**To do:** Identify each line in the listing below that contains the string "series" and copy those lines. Matching is case-sensitive.

— Start of Material provided —

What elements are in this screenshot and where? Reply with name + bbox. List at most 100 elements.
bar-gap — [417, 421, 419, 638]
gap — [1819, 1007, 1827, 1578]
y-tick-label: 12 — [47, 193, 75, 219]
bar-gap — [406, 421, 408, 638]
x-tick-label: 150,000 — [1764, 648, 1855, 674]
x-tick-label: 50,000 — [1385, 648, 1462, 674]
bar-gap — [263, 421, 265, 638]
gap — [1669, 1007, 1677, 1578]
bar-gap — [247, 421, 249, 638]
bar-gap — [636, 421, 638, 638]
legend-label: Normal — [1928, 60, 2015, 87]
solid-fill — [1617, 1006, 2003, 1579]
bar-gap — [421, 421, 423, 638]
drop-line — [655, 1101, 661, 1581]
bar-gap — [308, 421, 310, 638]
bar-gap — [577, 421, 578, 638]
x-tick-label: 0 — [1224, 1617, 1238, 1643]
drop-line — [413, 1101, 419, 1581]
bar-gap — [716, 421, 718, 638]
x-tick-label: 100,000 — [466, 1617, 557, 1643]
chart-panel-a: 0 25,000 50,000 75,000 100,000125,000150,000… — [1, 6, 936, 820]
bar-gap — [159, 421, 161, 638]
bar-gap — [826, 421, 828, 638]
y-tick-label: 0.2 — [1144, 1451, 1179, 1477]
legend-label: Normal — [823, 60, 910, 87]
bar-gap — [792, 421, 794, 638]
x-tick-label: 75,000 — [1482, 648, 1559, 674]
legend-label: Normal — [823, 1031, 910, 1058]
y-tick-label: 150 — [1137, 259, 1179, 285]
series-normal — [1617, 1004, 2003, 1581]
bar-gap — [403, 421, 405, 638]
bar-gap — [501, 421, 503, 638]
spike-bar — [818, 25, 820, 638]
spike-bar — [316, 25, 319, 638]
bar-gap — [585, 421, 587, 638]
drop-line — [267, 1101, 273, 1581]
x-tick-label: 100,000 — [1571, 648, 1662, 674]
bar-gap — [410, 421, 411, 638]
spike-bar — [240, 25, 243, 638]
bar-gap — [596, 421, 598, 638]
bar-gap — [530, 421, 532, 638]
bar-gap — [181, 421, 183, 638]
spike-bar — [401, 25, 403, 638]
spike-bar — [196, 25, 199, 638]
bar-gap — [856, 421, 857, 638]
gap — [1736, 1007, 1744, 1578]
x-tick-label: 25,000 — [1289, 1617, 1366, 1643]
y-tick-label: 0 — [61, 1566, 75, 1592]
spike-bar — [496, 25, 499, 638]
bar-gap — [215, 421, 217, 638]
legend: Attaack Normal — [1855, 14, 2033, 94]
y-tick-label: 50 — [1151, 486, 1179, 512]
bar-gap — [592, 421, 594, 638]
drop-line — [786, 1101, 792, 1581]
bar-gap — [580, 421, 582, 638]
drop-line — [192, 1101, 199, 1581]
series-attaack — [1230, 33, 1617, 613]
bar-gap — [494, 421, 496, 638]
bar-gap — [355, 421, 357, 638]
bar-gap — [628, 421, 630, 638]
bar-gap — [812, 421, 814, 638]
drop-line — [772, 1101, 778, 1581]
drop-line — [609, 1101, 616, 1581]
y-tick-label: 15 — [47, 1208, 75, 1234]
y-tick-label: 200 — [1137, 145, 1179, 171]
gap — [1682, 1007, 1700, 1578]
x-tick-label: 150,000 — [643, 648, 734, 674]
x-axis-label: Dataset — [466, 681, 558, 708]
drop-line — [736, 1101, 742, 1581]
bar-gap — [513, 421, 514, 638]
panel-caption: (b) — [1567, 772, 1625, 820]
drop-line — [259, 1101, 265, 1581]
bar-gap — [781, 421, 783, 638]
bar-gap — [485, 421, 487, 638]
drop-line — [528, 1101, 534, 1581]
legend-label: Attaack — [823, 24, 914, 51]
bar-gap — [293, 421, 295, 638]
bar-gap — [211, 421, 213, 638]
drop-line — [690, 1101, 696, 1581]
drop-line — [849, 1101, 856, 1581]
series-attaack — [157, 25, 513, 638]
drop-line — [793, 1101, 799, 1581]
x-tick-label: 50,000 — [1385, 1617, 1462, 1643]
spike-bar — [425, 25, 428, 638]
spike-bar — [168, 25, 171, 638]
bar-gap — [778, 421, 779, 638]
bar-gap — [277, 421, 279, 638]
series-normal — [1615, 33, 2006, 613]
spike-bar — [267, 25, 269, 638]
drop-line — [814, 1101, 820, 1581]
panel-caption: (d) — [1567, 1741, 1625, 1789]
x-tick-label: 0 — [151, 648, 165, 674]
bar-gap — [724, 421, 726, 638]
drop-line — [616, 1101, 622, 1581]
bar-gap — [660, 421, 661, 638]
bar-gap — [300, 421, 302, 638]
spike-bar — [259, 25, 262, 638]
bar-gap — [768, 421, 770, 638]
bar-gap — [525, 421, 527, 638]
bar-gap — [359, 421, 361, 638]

— End of Material provided —

**Answer to this exercise:**
series-normal — [1617, 1004, 2003, 1581]
series-attaack — [1230, 33, 1617, 613]
series-attaack — [157, 25, 513, 638]
series-normal — [1615, 33, 2006, 613]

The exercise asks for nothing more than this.